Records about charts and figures

•••

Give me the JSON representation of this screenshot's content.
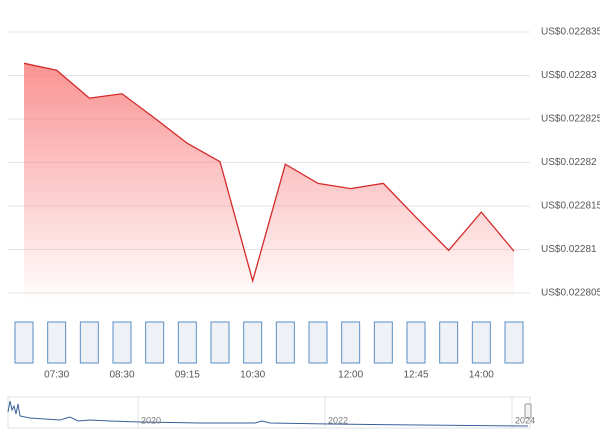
{
  "chart_data": {
    "type": "area",
    "categories": [
      null,
      "07:30",
      null,
      "08:30",
      null,
      "09:15",
      null,
      "10:30",
      null,
      null,
      "12:00",
      null,
      "12:45",
      null,
      "14:00",
      null
    ],
    "values": [
      0.0228314,
      0.0228306,
      0.0228274,
      0.0228279,
      0.0228251,
      0.0228222,
      0.0228201,
      0.0228064,
      0.0228198,
      0.0228176,
      0.022817,
      0.0228176,
      0.0228137,
      0.0228099,
      0.0228143,
      0.0228098
    ],
    "color": "#d42a2a",
    "ylim": [
      0.022805,
      0.022835
    ],
    "yticks": [
      {
        "value": 0.022805,
        "label": "US$0.022805"
      },
      {
        "value": 0.02281,
        "label": "US$0.02281"
      },
      {
        "value": 0.022815,
        "label": "US$0.022815"
      },
      {
        "value": 0.02282,
        "label": "US$0.02282"
      },
      {
        "value": 0.022825,
        "label": "US$0.022825"
      },
      {
        "value": 0.02283,
        "label": "US$0.02283"
      },
      {
        "value": 0.022835,
        "label": "US$0.022835"
      }
    ],
    "grid": true,
    "navigator_labels": [
      "2020",
      "2022",
      "2024"
    ]
  }
}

•••

▸ **TO BE DONE**
Every record above should be written out again exactly; the pictures stay out of the copy.

▸ **RESPONSE TO THIS TASK**
Give me the JSON representation of this screenshot's content.
{
  "chart_data": {
    "type": "area",
    "categories": [
      null,
      "07:30",
      null,
      "08:30",
      null,
      "09:15",
      null,
      "10:30",
      null,
      null,
      "12:00",
      null,
      "12:45",
      null,
      "14:00",
      null
    ],
    "values": [
      0.0228314,
      0.0228306,
      0.0228274,
      0.0228279,
      0.0228251,
      0.0228222,
      0.0228201,
      0.0228064,
      0.0228198,
      0.0228176,
      0.022817,
      0.0228176,
      0.0228137,
      0.0228099,
      0.0228143,
      0.0228098
    ],
    "color": "#d42a2a",
    "ylim": [
      0.022805,
      0.022835
    ],
    "yticks": [
      {
        "value": 0.022805,
        "label": "US$0.022805"
      },
      {
        "value": 0.02281,
        "label": "US$0.02281"
      },
      {
        "value": 0.022815,
        "label": "US$0.022815"
      },
      {
        "value": 0.02282,
        "label": "US$0.02282"
      },
      {
        "value": 0.022825,
        "label": "US$0.022825"
      },
      {
        "value": 0.02283,
        "label": "US$0.02283"
      },
      {
        "value": 0.022835,
        "label": "US$0.022835"
      }
    ],
    "grid": true,
    "navigator_labels": [
      "2020",
      "2022",
      "2024"
    ]
  }
}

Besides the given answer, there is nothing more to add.